Repeat the material verbatim and drop the pictures.
::::::::
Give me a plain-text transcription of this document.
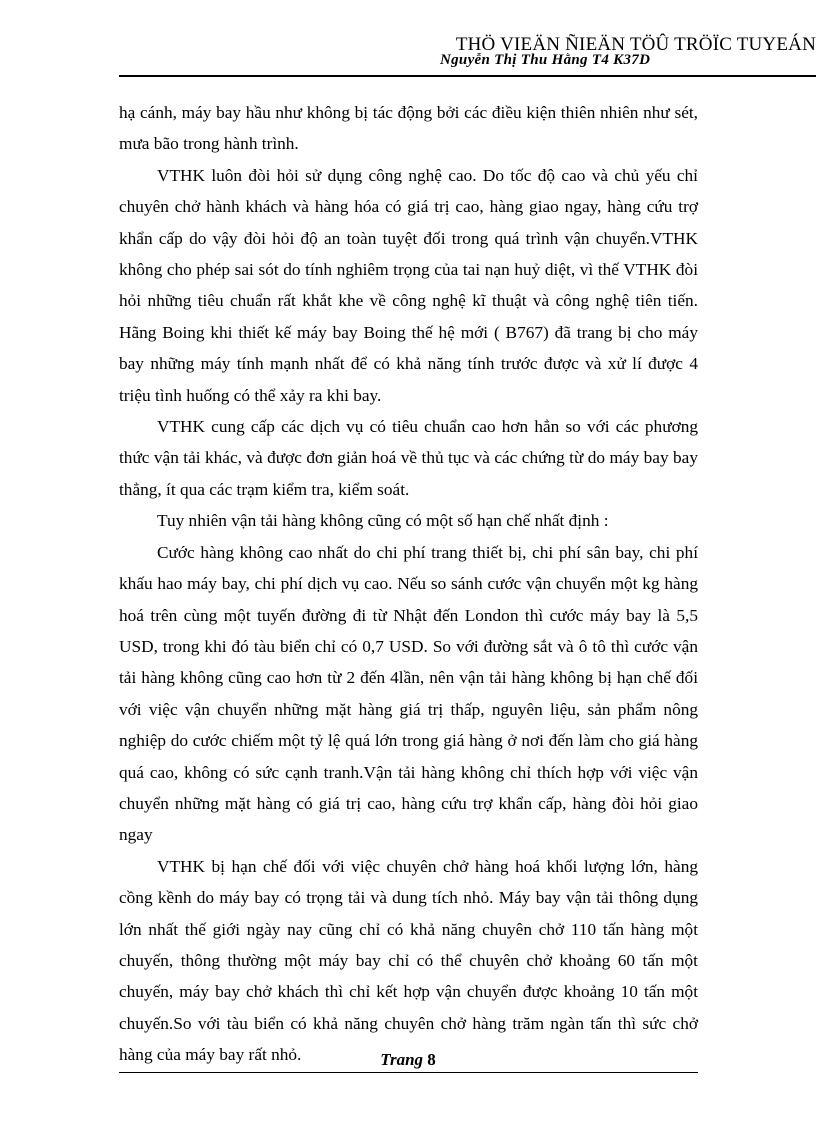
THÖ VIEÄN ÑIEÄN TÖÛ TRÖÏC TUYEÁN
Nguyễn Thị Thu Hằng T4 K37D

hạ cánh, máy bay hầu như không bị tác động bởi các điều kiện thiên nhiên như sét, mưa bão trong hành trình.

VTHK luôn đòi hỏi sử dụng công nghệ cao. Do tốc độ cao và chủ yếu chỉ chuyên chở hành khách và hàng hóa có giá trị cao, hàng giao ngay, hàng cứu trợ khẩn cấp do vậy đòi hỏi độ an toàn tuyệt đối trong quá trình vận chuyển.VTHK không cho phép sai sót do tính nghiêm trọng của tai nạn huỷ diệt, vì thế VTHK đòi hỏi những tiêu chuẩn rất khắt khe về công nghệ kĩ thuật và công nghệ tiên tiến. Hãng Boing khi thiết kế máy bay Boing thế hệ mới ( B767) đã trang bị cho máy bay những máy tính mạnh nhất để có khả năng tính trước được và xử lí được 4 triệu tình huống có thể xảy ra khi bay.

VTHK cung cấp các dịch vụ có tiêu chuẩn cao hơn hẳn so với các phương thức vận tải khác, và được đơn giản hoá về thủ tục và các chứng từ do máy bay bay thẳng, ít qua các trạm kiểm tra, kiểm soát.

Tuy nhiên vận tải hàng không cũng có một số hạn chế nhất định :

Cước hàng không cao nhất do chi phí trang thiết bị, chi phí sân bay, chi phí khấu hao máy bay, chi phí dịch vụ cao. Nếu so sánh cước vận chuyển một kg hàng hoá trên cùng một tuyến đường đi từ Nhật đến London thì cước máy bay là 5,5 USD, trong khi đó tàu biển chỉ có 0,7 USD. So với đường sắt và ô tô thì cước vận tải hàng không cũng cao hơn từ 2 đến 4lần, nên vận tải hàng không bị hạn chế đối với việc vận chuyển những mặt hàng giá trị thấp, nguyên liệu, sản phẩm nông nghiệp do cước chiếm một tỷ lệ quá lớn trong giá hàng ở nơi đến làm cho giá hàng quá cao, không có sức cạnh tranh.Vận tải hàng không chỉ thích hợp với việc vận chuyển những mặt hàng có giá trị cao, hàng cứu trợ khẩn cấp, hàng đòi hỏi giao ngay

VTHK bị hạn chế đối với việc chuyên chở hàng hoá khối lượng lớn, hàng cồng kềnh do máy bay có trọng tải và dung tích nhỏ. Máy bay vận tải thông dụng lớn nhất thế giới ngày nay cũng chỉ có khả năng chuyên chở 110 tấn hàng một chuyến, thông thường một máy bay chỉ có thể chuyên chở khoảng 60 tấn một chuyến, máy bay chở khách thì chỉ kết hợp vận chuyển được khoảng 10 tấn một chuyến.So với tàu biển có khả năng chuyên chở hàng trăm ngàn tấn thì sức chở hàng của máy bay rất nhỏ.	Trang 8
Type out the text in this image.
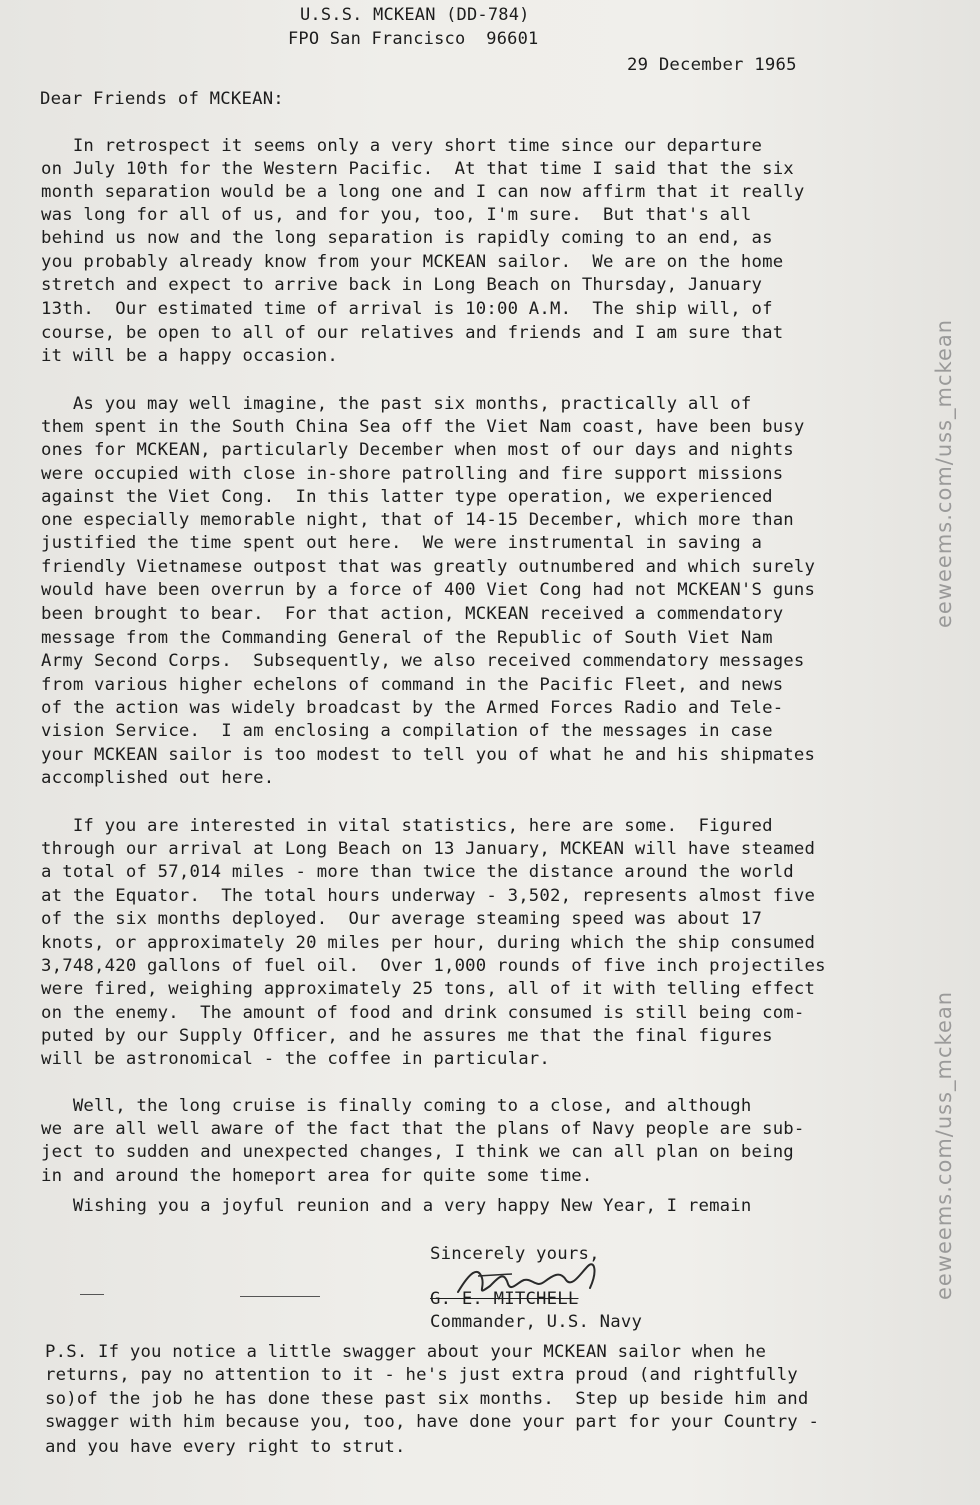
U.S.S. MCKEAN (DD-784)
FPO San Francisco  96601
29 December 1965
Dear Friends of MCKEAN:
In retrospect it seems only a very short time since our departure
on July 10th for the Western Pacific.  At that time I said that the six
month separation would be a long one and I can now affirm that it really
was long for all of us, and for you, too, I'm sure.  But that's all
behind us now and the long separation is rapidly coming to an end, as
you probably already know from your MCKEAN sailor.  We are on the home
stretch and expect to arrive back in Long Beach on Thursday, January
13th.  Our estimated time of arrival is 10:00 A.M.  The ship will, of
course, be open to all of our relatives and friends and I am sure that
it will be a happy occasion.
As you may well imagine, the past six months, practically all of
them spent in the South China Sea off the Viet Nam coast, have been busy
ones for MCKEAN, particularly December when most of our days and nights
were occupied with close in-shore patrolling and fire support missions
against the Viet Cong.  In this latter type operation, we experienced
one especially memorable night, that of 14-15 December, which more than
justified the time spent out here.  We were instrumental in saving a
friendly Vietnamese outpost that was greatly outnumbered and which surely
would have been overrun by a force of 400 Viet Cong had not MCKEAN'S guns
been brought to bear.  For that action, MCKEAN received a commendatory
message from the Commanding General of the Republic of South Viet Nam
Army Second Corps.  Subsequently, we also received commendatory messages
from various higher echelons of command in the Pacific Fleet, and news
of the action was widely broadcast by the Armed Forces Radio and Tele-
vision Service.  I am enclosing a compilation of the messages in case
your MCKEAN sailor is too modest to tell you of what he and his shipmates
accomplished out here.
If you are interested in vital statistics, here are some.  Figured
through our arrival at Long Beach on 13 January, MCKEAN will have steamed
a total of 57,014 miles - more than twice the distance around the world
at the Equator.  The total hours underway - 3,502, represents almost five
of the six months deployed.  Our average steaming speed was about 17
knots, or approximately 20 miles per hour, during which the ship consumed
3,748,420 gallons of fuel oil.  Over 1,000 rounds of five inch projectiles
were fired, weighing approximately 25 tons, all of it with telling effect
on the enemy.  The amount of food and drink consumed is still being com-
puted by our Supply Officer, and he assures me that the final figures
will be astronomical - the coffee in particular.
Well, the long cruise is finally coming to a close, and although
we are all well aware of the fact that the plans of Navy people are sub-
ject to sudden and unexpected changes, I think we can all plan on being
in and around the homeport area for quite some time.
Wishing you a joyful reunion and a very happy New Year, I remain
Sincerely yours,
G. E. MITCHELL
Commander, U.S. Navy
P.S. If you notice a little swagger about your MCKEAN sailor when he
returns, pay no attention to it - he's just extra proud (and rightfully
so)of the job he has done these past six months.  Step up beside him and
swagger with him because you, too, have done your part for your Country -
and you have every right to strut.
eeweems.com/uss_mckean
eeweems.com/uss_mckean
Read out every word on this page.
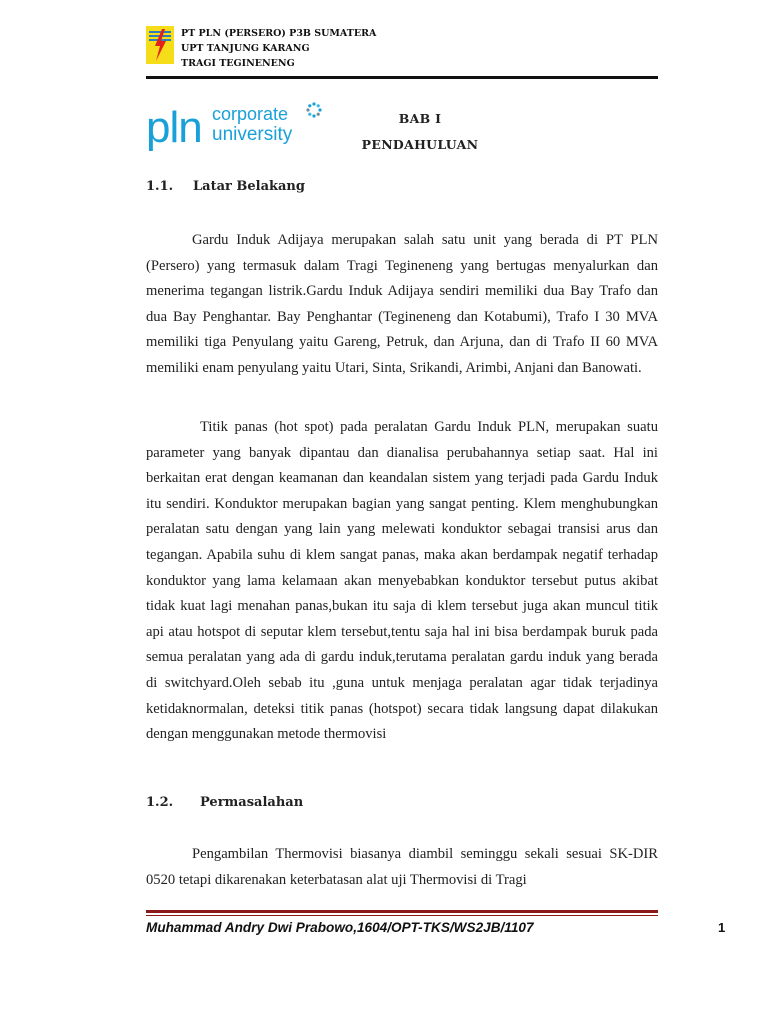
PT PLN (PERSERO) P3B SUMATERA
UPT TANJUNG KARANG
TRAGI TEGINENENG
pln corporate
university
BAB I
PENDAHULUAN
1.1. Latar Belakang
Gardu Induk Adijaya merupakan salah satu unit yang berada di PT PLN (Persero) yang termasuk dalam Tragi Tegineneng yang bertugas menyalurkan dan menerima tegangan listrik.Gardu Induk Adijaya sendiri memiliki dua Bay Trafo dan dua Bay Penghantar. Bay Penghantar (Tegineneng dan Kotabumi), Trafo I 30 MVA memiliki tiga Penyulang yaitu Gareng, Petruk, dan Arjuna, dan di Trafo II 60 MVA memiliki enam penyulang yaitu Utari, Sinta, Srikandi, Arimbi, Anjani dan Banowati.
Titik panas (hot spot) pada peralatan Gardu Induk PLN, merupakan suatu parameter yang banyak dipantau dan dianalisa perubahannya setiap saat. Hal ini berkaitan erat dengan keamanan dan keandalan sistem yang terjadi pada Gardu Induk itu sendiri. Konduktor merupakan bagian yang sangat penting. Klem menghubungkan peralatan satu dengan yang lain yang melewati konduktor sebagai transisi arus dan tegangan. Apabila suhu di klem sangat panas, maka akan berdampak negatif terhadap konduktor yang lama kelamaan akan menyebabkan konduktor tersebut putus akibat tidak kuat lagi menahan panas,bukan itu saja di klem tersebut juga akan muncul titik api atau hotspot di seputar klem tersebut,tentu saja hal ini bisa berdampak buruk pada semua peralatan yang ada di gardu induk,terutama peralatan gardu induk yang berada di switchyard.Oleh sebab itu ,guna untuk menjaga peralatan agar tidak terjadinya ketidaknormalan, deteksi titik panas (hotspot) secara tidak langsung dapat dilakukan dengan menggunakan metode thermovisi
1.2. Permasalahan
Pengambilan Thermovisi biasanya diambil seminggu sekali sesuai SK-DIR 0520 tetapi dikarenakan keterbatasan alat uji Thermovisi di Tragi
Muhammad Andry Dwi Prabowo,1604/OPT-TKS/WS2JB/1107	1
::::::::
**Right answer:**
Give me a plain-text transcription of this document.
THÖ VIEÄN ÑIEÄN TÖÛ TRÖÏC TUYEÁN
Nguyễn Thị Thu Hằng T4 K37D

hạ cánh, máy bay hầu như không bị tác động bởi các điều kiện thiên nhiên như sét, mưa bão trong hành trình.

VTHK luôn đòi hỏi sử dụng công nghệ cao. Do tốc độ cao và chủ yếu chỉ chuyên chở hành khách và hàng hóa có giá trị cao, hàng giao ngay, hàng cứu trợ khẩn cấp do vậy đòi hỏi độ an toàn tuyệt đối trong quá trình vận chuyển.VTHK không cho phép sai sót do tính nghiêm trọng của tai nạn huỷ diệt, vì thế VTHK đòi hỏi những tiêu chuẩn rất khắt khe về công nghệ kĩ thuật và công nghệ tiên tiến. Hãng Boing khi thiết kế máy bay Boing thế hệ mới ( B767) đã trang bị cho máy bay những máy tính mạnh nhất để có khả năng tính trước được và xử lí được 4 triệu tình huống có thể xảy ra khi bay.

VTHK cung cấp các dịch vụ có tiêu chuẩn cao hơn hẳn so với các phương thức vận tải khác, và được đơn giản hoá về thủ tục và các chứng từ do máy bay bay thẳng, ít qua các trạm kiểm tra, kiểm soát.

Tuy nhiên vận tải hàng không cũng có một số hạn chế nhất định :

Cước hàng không cao nhất do chi phí trang thiết bị, chi phí sân bay, chi phí khấu hao máy bay, chi phí dịch vụ cao. Nếu so sánh cước vận chuyển một kg hàng hoá trên cùng một tuyến đường đi từ Nhật đến London thì cước máy bay là 5,5 USD, trong khi đó tàu biển chỉ có 0,7 USD. So với đường sắt và ô tô thì cước vận tải hàng không cũng cao hơn từ 2 đến 4lần, nên vận tải hàng không bị hạn chế đối với việc vận chuyển những mặt hàng giá trị thấp, nguyên liệu, sản phẩm nông nghiệp do cước chiếm một tỷ lệ quá lớn trong giá hàng ở nơi đến làm cho giá hàng quá cao, không có sức cạnh tranh.Vận tải hàng không chỉ thích hợp với việc vận chuyển những mặt hàng có giá trị cao, hàng cứu trợ khẩn cấp, hàng đòi hỏi giao ngay

VTHK bị hạn chế đối với việc chuyên chở hàng hoá khối lượng lớn, hàng cồng kềnh do máy bay có trọng tải và dung tích nhỏ. Máy bay vận tải thông dụng lớn nhất thế giới ngày nay cũng chỉ có khả năng chuyên chở 110 tấn hàng một chuyến, thông thường một máy bay chỉ có thể chuyên chở khoảng 60 tấn một chuyến, máy bay chở khách thì chỉ kết hợp vận chuyển được khoảng 10 tấn một chuyến.So với tàu biển có khả năng chuyên chở hàng trăm ngàn tấn thì sức chở hàng của máy bay rất nhỏ.	Trang 8
Type out the text in this image.
U.S.S. MCKEAN (DD-784)
FPO San Francisco  96601
29 December 1965
Dear Friends of MCKEAN:
In retrospect it seems only a very short time since our departure
on July 10th for the Western Pacific.  At that time I said that the six
month separation would be a long one and I can now affirm that it really
was long for all of us, and for you, too, I'm sure.  But that's all
behind us now and the long separation is rapidly coming to an end, as
you probably already know from your MCKEAN sailor.  We are on the home
stretch and expect to arrive back in Long Beach on Thursday, January
13th.  Our estimated time of arrival is 10:00 A.M.  The ship will, of
course, be open to all of our relatives and friends and I am sure that
it will be a happy occasion.
As you may well imagine, the past six months, practically all of
them spent in the South China Sea off the Viet Nam coast, have been busy
ones for MCKEAN, particularly December when most of our days and nights
were occupied with close in-shore patrolling and fire support missions
against the Viet Cong.  In this latter type operation, we experienced
one especially memorable night, that of 14-15 December, which more than
justified the time spent out here.  We were instrumental in saving a
friendly Vietnamese outpost that was greatly outnumbered and which surely
would have been overrun by a force of 400 Viet Cong had not MCKEAN'S guns
been brought to bear.  For that action, MCKEAN received a commendatory
message from the Commanding General of the Republic of South Viet Nam
Army Second Corps.  Subsequently, we also received commendatory messages
from various higher echelons of command in the Pacific Fleet, and news
of the action was widely broadcast by the Armed Forces Radio and Tele-
vision Service.  I am enclosing a compilation of the messages in case
your MCKEAN sailor is too modest to tell you of what he and his shipmates
accomplished out here.
If you are interested in vital statistics, here are some.  Figured
through our arrival at Long Beach on 13 January, MCKEAN will have steamed
a total of 57,014 miles - more than twice the distance around the world
at the Equator.  The total hours underway - 3,502, represents almost five
of the six months deployed.  Our average steaming speed was about 17
knots, or approximately 20 miles per hour, during which the ship consumed
3,748,420 gallons of fuel oil.  Over 1,000 rounds of five inch projectiles
were fired, weighing approximately 25 tons, all of it with telling effect
on the enemy.  The amount of food and drink consumed is still being com-
puted by our Supply Officer, and he assures me that the final figures
will be astronomical - the coffee in particular.
Well, the long cruise is finally coming to a close, and although
we are all well aware of the fact that the plans of Navy people are sub-
ject to sudden and unexpected changes, I think we can all plan on being
in and around the homeport area for quite some time.
Wishing you a joyful reunion and a very happy New Year, I remain
Sincerely yours,
G. E. MITCHELL
Commander, U.S. Navy
P.S. If you notice a little swagger about your MCKEAN sailor when he
returns, pay no attention to it - he's just extra proud (and rightfully
so)of the job he has done these past six months.  Step up beside him and
swagger with him because you, too, have done your part for your Country -
and you have every right to strut.
eeweems.com/uss_mckean
eeweems.com/uss_mckean
Read out every word on this page.
PT PLN (PERSERO) P3B SUMATERA
UPT TANJUNG KARANG
TRAGI TEGINENENG
pln corporate
university
BAB I
PENDAHULUAN
1.1. Latar Belakang
Gardu Induk Adijaya merupakan salah satu unit yang berada di PT PLN (Persero) yang termasuk dalam Tragi Tegineneng yang bertugas menyalurkan dan menerima tegangan listrik.Gardu Induk Adijaya sendiri memiliki dua Bay Trafo dan dua Bay Penghantar. Bay Penghantar (Tegineneng dan Kotabumi), Trafo I 30 MVA memiliki tiga Penyulang yaitu Gareng, Petruk, dan Arjuna, dan di Trafo II 60 MVA memiliki enam penyulang yaitu Utari, Sinta, Srikandi, Arimbi, Anjani dan Banowati.
Titik panas (hot spot) pada peralatan Gardu Induk PLN, merupakan suatu parameter yang banyak dipantau dan dianalisa perubahannya setiap saat. Hal ini berkaitan erat dengan keamanan dan keandalan sistem yang terjadi pada Gardu Induk itu sendiri. Konduktor merupakan bagian yang sangat penting. Klem menghubungkan peralatan satu dengan yang lain yang melewati konduktor sebagai transisi arus dan tegangan. Apabila suhu di klem sangat panas, maka akan berdampak negatif terhadap konduktor yang lama kelamaan akan menyebabkan konduktor tersebut putus akibat tidak kuat lagi menahan panas,bukan itu saja di klem tersebut juga akan muncul titik api atau hotspot di seputar klem tersebut,tentu saja hal ini bisa berdampak buruk pada semua peralatan yang ada di gardu induk,terutama peralatan gardu induk yang berada di switchyard.Oleh sebab itu ,guna untuk menjaga peralatan agar tidak terjadinya ketidaknormalan, deteksi titik panas (hotspot) secara tidak langsung dapat dilakukan dengan menggunakan metode thermovisi
1.2. Permasalahan
Pengambilan Thermovisi biasanya diambil seminggu sekali sesuai SK-DIR 0520 tetapi dikarenakan keterbatasan alat uji Thermovisi di Tragi
Muhammad Andry Dwi Prabowo,1604/OPT-TKS/WS2JB/1107	1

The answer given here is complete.